*EXTRACTED DATA*:
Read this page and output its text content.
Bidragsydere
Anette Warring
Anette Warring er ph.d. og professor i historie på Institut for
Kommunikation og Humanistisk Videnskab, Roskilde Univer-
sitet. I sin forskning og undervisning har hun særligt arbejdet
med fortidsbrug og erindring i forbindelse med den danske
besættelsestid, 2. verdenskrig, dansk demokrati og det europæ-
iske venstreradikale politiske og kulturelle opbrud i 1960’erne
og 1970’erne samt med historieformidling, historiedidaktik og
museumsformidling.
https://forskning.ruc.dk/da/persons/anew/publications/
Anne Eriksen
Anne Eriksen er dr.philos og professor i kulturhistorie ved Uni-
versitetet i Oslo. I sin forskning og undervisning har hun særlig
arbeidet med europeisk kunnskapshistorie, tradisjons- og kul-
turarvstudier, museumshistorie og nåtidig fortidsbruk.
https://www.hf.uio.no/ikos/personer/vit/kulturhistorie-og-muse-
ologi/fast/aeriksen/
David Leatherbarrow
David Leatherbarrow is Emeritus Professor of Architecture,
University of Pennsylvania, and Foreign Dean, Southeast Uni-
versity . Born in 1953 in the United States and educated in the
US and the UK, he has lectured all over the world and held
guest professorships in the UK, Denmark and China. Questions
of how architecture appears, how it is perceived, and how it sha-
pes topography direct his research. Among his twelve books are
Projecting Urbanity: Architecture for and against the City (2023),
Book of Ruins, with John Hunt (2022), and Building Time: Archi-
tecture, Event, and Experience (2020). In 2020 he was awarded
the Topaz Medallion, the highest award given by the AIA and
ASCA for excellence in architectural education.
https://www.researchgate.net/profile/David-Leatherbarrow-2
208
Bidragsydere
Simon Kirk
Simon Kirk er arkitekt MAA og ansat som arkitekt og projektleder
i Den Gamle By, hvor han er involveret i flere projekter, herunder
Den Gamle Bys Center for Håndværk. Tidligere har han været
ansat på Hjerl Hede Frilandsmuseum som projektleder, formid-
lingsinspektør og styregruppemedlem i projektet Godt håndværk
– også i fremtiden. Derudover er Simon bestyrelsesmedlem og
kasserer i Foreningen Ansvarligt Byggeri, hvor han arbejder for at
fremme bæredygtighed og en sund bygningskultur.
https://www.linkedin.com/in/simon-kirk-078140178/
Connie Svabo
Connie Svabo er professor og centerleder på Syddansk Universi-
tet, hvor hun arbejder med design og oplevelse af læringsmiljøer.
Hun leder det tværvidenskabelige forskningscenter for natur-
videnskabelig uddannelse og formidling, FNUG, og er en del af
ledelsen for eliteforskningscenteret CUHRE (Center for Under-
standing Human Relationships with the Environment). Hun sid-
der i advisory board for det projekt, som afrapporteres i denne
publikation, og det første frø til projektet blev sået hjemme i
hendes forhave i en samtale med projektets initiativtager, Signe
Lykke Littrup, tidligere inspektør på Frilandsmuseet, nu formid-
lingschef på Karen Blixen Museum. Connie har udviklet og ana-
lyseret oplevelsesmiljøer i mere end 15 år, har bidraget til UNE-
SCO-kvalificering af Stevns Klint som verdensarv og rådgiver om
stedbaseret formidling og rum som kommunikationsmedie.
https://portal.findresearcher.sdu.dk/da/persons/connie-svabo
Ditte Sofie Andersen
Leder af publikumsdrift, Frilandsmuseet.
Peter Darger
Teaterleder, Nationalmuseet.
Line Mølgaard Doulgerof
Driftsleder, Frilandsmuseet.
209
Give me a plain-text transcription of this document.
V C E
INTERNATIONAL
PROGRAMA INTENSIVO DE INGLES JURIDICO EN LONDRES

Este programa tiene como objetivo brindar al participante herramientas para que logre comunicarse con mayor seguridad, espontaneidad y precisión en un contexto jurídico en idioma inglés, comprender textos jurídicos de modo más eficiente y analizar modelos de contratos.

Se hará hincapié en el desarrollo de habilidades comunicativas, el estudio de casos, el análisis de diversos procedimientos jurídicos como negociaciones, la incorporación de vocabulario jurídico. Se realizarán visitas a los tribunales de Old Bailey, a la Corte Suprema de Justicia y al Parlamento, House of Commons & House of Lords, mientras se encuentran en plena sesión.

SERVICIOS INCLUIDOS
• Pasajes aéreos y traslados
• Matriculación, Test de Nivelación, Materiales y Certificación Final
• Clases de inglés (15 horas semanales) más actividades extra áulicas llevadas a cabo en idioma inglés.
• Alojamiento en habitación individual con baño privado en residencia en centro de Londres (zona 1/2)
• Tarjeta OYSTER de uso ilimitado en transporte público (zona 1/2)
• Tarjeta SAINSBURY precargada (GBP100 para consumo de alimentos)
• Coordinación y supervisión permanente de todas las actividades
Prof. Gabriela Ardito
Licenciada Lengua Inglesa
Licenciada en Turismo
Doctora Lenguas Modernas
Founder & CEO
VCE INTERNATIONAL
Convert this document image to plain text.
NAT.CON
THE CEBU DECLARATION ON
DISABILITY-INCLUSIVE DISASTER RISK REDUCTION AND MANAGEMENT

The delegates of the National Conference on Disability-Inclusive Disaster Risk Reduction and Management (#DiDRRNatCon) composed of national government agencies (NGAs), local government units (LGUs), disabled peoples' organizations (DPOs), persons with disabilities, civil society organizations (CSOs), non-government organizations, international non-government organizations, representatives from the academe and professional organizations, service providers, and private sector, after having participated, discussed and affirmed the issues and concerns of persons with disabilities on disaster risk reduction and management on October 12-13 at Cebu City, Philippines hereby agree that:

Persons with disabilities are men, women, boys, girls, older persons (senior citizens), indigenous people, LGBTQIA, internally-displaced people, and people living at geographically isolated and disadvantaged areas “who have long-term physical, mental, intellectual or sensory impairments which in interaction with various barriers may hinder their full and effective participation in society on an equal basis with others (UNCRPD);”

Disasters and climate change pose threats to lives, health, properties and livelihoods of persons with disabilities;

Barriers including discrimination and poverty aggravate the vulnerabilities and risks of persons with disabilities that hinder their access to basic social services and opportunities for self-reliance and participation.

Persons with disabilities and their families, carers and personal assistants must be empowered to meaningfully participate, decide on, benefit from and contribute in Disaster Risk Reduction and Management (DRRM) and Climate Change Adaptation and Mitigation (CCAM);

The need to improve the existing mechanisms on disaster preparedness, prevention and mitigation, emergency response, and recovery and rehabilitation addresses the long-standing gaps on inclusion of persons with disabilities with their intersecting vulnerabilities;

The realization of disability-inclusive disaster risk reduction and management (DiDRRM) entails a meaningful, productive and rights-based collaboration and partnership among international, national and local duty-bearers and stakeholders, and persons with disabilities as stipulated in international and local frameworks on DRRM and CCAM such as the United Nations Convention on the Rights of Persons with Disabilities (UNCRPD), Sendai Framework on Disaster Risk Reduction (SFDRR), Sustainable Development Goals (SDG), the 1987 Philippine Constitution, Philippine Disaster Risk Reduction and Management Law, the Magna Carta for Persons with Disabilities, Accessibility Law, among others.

*EXERCISE*: Note each line of the entries that has "jurídico" in it, and copy those lines.

*TASK RESPONSE*:
Este programa tiene como objetivo brindar al participante herramientas para que logre comunicarse con mayor seguridad, espontaneidad y precisión en un contexto jurídico en idioma inglés, comprender textos jurídicos de modo más eficiente y analizar modelos de contratos.
Se hará hincapié en el desarrollo de habilidades comunicativas, el estudio de casos, el análisis de diversos procedimientos jurídicos como negociaciones, la incorporación de vocabulario jurídico. Se realizarán visitas a los tribunales de Old Bailey, a la Corte Suprema de Justicia y al Parlamento, House of Commons & House of Lords, mientras se encuentran en plena sesión.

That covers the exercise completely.